▶ [What you are asked to do] For this exercise, copy out each line of the material below that includes "Kroupa".

========================================

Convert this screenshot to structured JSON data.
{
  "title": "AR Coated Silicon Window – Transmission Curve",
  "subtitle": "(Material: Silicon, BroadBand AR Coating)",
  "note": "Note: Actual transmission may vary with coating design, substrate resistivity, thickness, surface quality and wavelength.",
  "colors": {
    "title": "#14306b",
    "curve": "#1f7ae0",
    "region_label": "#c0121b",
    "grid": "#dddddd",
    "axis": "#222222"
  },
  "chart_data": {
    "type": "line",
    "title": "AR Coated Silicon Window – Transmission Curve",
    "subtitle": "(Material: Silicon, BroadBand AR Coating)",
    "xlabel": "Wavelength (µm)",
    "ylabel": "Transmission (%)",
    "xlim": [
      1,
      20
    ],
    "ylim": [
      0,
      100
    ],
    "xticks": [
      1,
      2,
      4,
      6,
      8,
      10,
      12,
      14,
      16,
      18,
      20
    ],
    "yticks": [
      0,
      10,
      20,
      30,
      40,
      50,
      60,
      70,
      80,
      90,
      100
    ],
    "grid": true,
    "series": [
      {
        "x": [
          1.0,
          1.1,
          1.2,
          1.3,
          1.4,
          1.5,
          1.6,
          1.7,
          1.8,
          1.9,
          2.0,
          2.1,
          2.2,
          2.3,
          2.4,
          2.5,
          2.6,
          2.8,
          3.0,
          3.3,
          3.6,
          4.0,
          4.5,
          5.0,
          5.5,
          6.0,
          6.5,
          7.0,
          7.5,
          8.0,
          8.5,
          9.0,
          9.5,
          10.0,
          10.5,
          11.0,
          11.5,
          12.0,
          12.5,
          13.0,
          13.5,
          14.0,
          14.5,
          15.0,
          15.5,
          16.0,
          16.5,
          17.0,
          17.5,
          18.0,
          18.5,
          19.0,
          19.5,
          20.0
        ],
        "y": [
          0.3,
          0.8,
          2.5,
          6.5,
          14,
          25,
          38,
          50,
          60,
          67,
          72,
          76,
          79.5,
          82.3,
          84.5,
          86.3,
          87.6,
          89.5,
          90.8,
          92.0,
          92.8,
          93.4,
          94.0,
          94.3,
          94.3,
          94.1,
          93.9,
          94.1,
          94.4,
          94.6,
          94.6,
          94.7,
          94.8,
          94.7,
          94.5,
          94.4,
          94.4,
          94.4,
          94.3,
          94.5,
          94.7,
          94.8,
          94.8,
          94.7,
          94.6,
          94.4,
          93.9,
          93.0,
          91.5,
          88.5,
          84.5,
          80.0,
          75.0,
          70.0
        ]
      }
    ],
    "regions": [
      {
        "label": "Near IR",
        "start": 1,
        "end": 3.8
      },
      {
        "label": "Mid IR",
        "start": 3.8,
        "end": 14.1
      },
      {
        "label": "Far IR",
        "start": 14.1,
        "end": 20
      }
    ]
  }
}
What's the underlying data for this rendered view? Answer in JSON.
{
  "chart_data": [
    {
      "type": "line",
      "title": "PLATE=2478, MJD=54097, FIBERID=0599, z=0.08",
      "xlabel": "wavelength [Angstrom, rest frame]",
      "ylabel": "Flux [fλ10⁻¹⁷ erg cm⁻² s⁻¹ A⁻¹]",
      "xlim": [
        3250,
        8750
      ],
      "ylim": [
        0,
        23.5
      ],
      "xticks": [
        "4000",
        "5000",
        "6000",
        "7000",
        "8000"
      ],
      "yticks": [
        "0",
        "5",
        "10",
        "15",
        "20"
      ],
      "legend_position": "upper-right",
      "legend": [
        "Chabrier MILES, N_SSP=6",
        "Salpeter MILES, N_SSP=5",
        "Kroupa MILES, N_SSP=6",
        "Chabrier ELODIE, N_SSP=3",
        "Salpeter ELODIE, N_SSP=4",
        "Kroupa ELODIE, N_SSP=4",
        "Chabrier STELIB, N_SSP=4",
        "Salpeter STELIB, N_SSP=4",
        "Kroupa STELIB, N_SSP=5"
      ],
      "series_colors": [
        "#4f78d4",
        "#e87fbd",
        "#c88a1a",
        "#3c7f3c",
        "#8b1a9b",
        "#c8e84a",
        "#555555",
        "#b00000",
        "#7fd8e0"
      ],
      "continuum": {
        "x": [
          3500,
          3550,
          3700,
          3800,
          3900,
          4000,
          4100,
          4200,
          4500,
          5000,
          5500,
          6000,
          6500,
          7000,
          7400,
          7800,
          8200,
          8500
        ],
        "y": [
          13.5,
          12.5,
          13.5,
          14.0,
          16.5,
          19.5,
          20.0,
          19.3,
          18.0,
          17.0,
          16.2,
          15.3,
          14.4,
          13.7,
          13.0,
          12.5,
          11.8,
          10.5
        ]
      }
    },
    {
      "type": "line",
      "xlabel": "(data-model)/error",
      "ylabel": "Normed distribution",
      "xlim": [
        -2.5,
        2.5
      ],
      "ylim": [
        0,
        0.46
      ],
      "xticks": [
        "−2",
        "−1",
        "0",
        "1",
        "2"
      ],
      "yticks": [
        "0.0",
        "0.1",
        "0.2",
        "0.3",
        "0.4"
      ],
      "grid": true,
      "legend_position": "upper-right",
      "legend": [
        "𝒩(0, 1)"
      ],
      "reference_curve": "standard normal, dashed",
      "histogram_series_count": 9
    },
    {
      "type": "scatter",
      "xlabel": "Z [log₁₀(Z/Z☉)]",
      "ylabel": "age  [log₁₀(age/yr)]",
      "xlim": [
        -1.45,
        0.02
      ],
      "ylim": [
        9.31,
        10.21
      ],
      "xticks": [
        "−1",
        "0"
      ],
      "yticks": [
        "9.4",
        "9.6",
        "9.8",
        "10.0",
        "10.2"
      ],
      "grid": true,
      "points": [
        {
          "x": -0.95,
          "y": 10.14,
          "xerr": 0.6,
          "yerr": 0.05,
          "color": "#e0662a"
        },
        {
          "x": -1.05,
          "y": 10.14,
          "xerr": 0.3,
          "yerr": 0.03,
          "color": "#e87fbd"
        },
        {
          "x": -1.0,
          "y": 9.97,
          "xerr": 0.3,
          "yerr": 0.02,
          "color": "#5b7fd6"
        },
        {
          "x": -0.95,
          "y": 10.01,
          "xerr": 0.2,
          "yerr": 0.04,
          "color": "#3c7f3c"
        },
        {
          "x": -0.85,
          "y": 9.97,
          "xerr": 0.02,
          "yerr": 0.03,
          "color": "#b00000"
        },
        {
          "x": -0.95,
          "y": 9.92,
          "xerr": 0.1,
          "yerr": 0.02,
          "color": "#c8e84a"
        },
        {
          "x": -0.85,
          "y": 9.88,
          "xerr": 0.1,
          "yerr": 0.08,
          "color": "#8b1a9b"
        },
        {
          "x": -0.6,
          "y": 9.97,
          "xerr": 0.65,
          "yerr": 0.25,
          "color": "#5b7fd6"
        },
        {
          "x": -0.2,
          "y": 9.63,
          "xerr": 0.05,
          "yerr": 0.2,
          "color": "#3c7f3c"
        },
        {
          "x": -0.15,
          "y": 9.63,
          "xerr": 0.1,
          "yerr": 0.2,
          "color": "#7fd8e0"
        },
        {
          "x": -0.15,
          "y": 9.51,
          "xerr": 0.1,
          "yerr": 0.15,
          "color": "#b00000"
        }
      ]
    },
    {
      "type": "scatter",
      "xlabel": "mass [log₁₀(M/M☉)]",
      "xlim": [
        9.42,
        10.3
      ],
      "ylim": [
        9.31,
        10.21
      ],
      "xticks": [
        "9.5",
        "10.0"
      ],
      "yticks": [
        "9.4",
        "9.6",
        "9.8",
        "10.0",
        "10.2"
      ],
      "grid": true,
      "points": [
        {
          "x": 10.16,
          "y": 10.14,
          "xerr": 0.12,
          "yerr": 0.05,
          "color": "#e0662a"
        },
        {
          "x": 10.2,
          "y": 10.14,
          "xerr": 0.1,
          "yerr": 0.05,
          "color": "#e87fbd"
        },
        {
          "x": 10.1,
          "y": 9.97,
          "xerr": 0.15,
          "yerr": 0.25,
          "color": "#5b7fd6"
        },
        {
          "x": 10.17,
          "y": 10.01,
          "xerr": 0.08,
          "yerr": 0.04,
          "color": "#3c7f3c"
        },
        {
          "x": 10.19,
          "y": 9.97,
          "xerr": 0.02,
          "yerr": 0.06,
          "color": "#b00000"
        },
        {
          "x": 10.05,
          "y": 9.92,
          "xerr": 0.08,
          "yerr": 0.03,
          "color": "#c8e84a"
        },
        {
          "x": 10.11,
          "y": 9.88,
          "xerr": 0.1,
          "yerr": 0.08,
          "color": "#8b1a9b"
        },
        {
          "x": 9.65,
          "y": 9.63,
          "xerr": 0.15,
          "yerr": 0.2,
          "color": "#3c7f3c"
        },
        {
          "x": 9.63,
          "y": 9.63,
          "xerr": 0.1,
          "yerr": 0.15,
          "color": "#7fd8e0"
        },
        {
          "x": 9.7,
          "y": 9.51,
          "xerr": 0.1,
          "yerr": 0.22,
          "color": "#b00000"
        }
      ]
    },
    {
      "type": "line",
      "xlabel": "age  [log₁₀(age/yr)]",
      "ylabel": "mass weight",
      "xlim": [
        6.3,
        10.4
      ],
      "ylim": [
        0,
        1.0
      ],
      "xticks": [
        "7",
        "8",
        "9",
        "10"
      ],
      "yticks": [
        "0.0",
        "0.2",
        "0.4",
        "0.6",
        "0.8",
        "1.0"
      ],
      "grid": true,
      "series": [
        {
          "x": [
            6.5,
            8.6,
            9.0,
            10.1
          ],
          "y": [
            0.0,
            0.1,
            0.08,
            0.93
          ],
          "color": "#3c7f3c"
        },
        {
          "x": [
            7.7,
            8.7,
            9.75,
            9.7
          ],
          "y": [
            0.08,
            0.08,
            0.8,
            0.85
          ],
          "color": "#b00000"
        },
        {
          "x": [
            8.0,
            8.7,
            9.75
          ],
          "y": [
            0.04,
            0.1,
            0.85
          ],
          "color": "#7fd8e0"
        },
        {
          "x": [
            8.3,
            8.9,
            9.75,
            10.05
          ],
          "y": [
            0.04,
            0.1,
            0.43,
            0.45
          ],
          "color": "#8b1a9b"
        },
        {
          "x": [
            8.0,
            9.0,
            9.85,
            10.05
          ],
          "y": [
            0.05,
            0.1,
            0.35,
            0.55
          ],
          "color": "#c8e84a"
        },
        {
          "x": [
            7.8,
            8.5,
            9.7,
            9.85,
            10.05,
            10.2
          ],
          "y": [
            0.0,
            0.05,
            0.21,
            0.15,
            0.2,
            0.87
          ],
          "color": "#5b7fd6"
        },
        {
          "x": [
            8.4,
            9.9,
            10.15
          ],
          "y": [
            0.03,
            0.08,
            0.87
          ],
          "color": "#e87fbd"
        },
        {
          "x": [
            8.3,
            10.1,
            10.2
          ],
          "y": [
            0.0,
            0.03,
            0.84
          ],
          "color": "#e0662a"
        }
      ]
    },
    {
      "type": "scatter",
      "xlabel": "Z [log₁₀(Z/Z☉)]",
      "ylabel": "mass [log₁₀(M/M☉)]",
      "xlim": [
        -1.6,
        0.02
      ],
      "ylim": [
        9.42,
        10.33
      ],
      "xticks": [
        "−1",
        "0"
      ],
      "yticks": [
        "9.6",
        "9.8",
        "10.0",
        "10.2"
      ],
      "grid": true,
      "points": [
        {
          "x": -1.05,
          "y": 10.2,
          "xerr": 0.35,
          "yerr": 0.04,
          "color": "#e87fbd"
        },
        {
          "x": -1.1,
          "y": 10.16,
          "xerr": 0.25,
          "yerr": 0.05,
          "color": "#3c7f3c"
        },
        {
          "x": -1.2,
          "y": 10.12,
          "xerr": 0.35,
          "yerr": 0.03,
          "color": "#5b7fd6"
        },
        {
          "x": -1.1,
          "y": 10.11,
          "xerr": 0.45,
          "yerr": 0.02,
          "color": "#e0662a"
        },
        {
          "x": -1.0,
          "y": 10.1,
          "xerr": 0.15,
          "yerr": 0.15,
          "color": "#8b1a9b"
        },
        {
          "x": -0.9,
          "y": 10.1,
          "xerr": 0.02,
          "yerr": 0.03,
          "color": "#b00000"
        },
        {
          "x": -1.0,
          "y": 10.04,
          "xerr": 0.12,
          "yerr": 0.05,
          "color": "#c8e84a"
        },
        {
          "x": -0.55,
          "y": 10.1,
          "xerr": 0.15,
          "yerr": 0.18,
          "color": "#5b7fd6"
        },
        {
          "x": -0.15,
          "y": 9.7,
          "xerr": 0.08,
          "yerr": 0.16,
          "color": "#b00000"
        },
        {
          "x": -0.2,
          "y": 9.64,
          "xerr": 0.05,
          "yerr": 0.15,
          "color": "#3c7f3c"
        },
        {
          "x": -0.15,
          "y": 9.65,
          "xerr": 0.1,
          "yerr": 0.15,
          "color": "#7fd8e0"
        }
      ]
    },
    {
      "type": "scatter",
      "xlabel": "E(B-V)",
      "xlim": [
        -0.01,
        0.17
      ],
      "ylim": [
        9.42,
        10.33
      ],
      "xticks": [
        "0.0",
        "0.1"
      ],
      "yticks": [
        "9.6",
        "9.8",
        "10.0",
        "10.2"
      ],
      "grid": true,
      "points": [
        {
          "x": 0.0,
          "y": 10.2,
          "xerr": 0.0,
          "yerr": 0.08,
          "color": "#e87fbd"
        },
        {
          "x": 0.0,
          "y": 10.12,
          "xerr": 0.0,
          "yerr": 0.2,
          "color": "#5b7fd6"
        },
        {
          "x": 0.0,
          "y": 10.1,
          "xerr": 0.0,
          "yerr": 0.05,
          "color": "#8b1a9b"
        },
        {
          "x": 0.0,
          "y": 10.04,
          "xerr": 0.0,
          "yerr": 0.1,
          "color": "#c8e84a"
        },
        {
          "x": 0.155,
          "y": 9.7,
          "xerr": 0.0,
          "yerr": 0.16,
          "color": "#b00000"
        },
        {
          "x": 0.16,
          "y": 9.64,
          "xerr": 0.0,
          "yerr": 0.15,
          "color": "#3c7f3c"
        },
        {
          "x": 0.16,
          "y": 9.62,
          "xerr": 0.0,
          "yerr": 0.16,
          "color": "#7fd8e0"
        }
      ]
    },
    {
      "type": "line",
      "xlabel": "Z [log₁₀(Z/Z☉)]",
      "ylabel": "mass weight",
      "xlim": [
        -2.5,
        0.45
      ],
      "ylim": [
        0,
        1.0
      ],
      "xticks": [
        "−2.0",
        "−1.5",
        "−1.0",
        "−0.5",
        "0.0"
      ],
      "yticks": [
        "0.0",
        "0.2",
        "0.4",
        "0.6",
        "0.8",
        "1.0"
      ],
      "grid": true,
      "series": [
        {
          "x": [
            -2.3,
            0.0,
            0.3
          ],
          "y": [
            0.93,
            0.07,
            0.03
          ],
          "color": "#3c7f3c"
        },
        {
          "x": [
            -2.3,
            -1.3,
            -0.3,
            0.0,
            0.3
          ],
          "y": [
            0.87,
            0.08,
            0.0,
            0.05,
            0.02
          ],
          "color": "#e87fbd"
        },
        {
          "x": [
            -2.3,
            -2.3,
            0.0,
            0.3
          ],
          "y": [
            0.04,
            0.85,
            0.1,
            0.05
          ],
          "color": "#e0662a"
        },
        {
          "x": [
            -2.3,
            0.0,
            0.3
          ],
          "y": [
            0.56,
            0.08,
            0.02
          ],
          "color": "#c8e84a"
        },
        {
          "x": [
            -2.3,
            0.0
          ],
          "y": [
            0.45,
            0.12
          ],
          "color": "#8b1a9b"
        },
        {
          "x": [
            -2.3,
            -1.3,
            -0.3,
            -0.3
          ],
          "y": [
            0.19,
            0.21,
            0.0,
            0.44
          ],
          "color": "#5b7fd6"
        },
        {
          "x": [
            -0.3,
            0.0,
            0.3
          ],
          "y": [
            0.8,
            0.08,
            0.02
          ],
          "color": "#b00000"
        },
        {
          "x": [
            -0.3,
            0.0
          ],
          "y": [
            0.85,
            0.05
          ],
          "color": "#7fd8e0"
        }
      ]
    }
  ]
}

========================================

▶ [Solution to this exercise]
        "Kroupa MILES, N_SSP=6",
        "Kroupa ELODIE, N_SSP=4",
        "Kroupa STELIB, N_SSP=5"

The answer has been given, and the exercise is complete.